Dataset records

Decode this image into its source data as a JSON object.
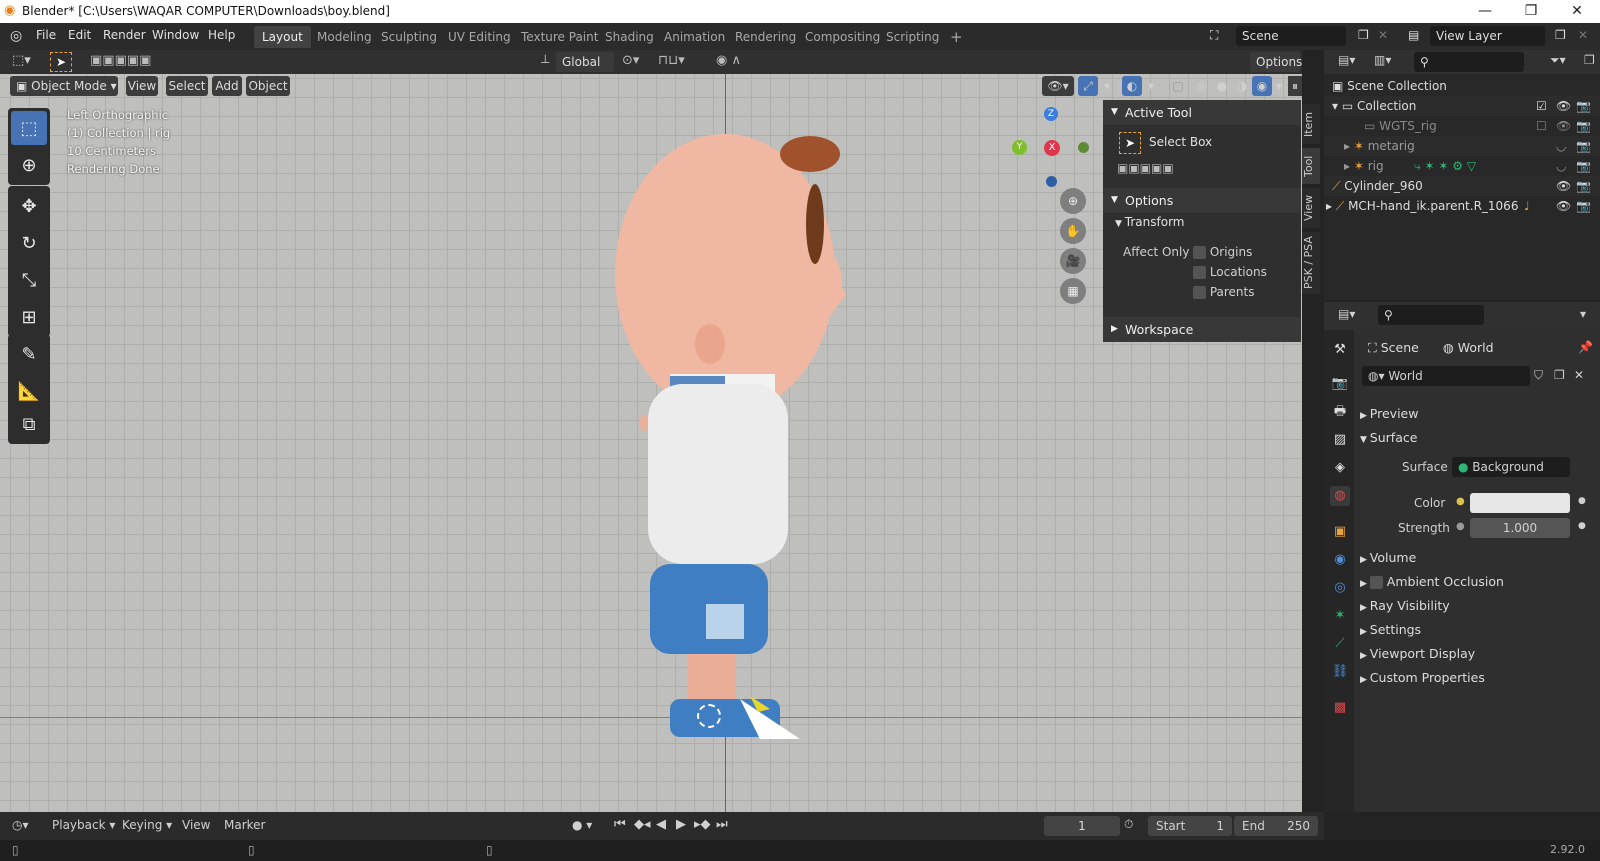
{
  "window": {
    "title": "Blender* [C:\\Users\\WAQAR COMPUTER\\Downloads\\boy.blend]",
    "min": "—",
    "max": "❐",
    "close": "✕"
  },
  "menus": [
    "File",
    "Edit",
    "Render",
    "Window",
    "Help"
  ],
  "workspaces": [
    "Layout",
    "Modeling",
    "Sculpting",
    "UV Editing",
    "Texture Paint",
    "Shading",
    "Animation",
    "Rendering",
    "Compositing",
    "Scripting"
  ],
  "scene": "Scene",
  "view_layer": "View Layer",
  "tool_header": {
    "orientation": "Global",
    "options": "Options"
  },
  "viewport_header": {
    "mode": "Object Mode",
    "menus": [
      "View",
      "Select",
      "Add",
      "Object"
    ]
  },
  "overlay": {
    "view": "Left Orthographic",
    "collection": "(1) Collection | rig",
    "scale": "10 Centimeters",
    "status": "Rendering Done"
  },
  "gizmo": {
    "z": "Z",
    "x": "X",
    "y": "Y"
  },
  "npanel": {
    "tabs": [
      "Item",
      "Tool",
      "View",
      "PSK / PSA"
    ],
    "active_tool": "Active Tool",
    "tool_name": "Select Box",
    "options": "Options",
    "transform": "Transform",
    "affect_only": "Affect Only",
    "checks": [
      "Origins",
      "Locations",
      "Parents"
    ],
    "workspace": "Workspace"
  },
  "outliner": {
    "root": "Scene Collection",
    "rows": [
      {
        "name": "Collection"
      },
      {
        "name": "WGTS_rig"
      },
      {
        "name": "metarig"
      },
      {
        "name": "rig"
      },
      {
        "name": "Cylinder_960"
      },
      {
        "name": "MCH-hand_ik.parent.R_1066"
      }
    ]
  },
  "properties": {
    "breadcrumb_scene": "Scene",
    "breadcrumb_world": "World",
    "world_name": "World",
    "sections": [
      "Preview",
      "Surface",
      "Volume",
      "Ambient Occlusion",
      "Ray Visibility",
      "Settings",
      "Viewport Display",
      "Custom Properties"
    ],
    "surface_label": "Surface",
    "surface_value": "Background",
    "color_label": "Color",
    "strength_label": "Strength",
    "strength_value": "1.000"
  },
  "timeline": {
    "menus": [
      "Playback",
      "Keying",
      "View",
      "Marker"
    ],
    "current_frame": "1",
    "start_label": "Start",
    "start": "1",
    "end_label": "End",
    "end": "250"
  },
  "version": "2.92.0",
  "colors": {
    "accent": "#4772b3",
    "viewport_bg": "#bfbfbd",
    "active_tab": "#424242"
  }
}
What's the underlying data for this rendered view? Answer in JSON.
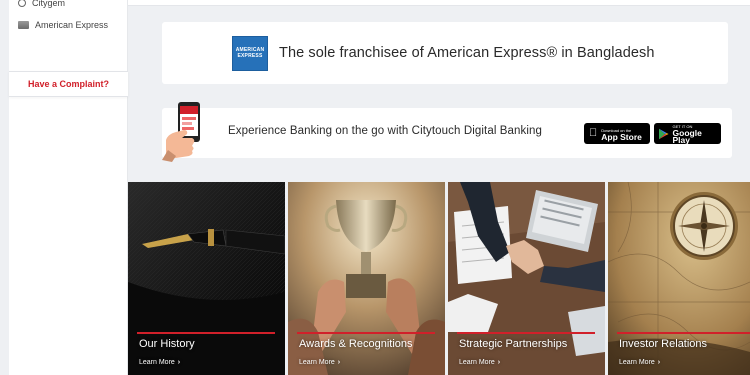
{
  "sidebar": {
    "items": [
      {
        "label": "Citygem",
        "icon": "citygem-icon"
      },
      {
        "label": "American Express",
        "icon": "amex-card-icon"
      }
    ],
    "complaint_label": "Have a Complaint?"
  },
  "amex_banner": {
    "logo_lines": [
      "AMERICAN",
      "EXPRESS"
    ],
    "text": "The sole franchisee of American Express® in Bangladesh"
  },
  "citytouch_banner": {
    "text": "Experience Banking on the go with Citytouch Digital Banking",
    "app_store": {
      "small": "Download on the",
      "big": "App Store"
    },
    "google_play": {
      "small": "GET IT ON",
      "big": "Google Play"
    }
  },
  "cards": [
    {
      "title": "Our History",
      "link": "Learn More"
    },
    {
      "title": "Awards & Recognitions",
      "link": "Learn More"
    },
    {
      "title": "Strategic Partnerships",
      "link": "Learn More"
    },
    {
      "title": "Investor Relations",
      "link": "Learn More"
    }
  ],
  "colors": {
    "accent_red": "#d1202a",
    "amex_blue": "#2671b9",
    "page_bg": "#eef0f3"
  }
}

## Task to complete
Find every line in the records above that contains the word "icon", and copy each one.

## Written response
        "icon": "citygem-icon"
        "icon": "amex-card-icon"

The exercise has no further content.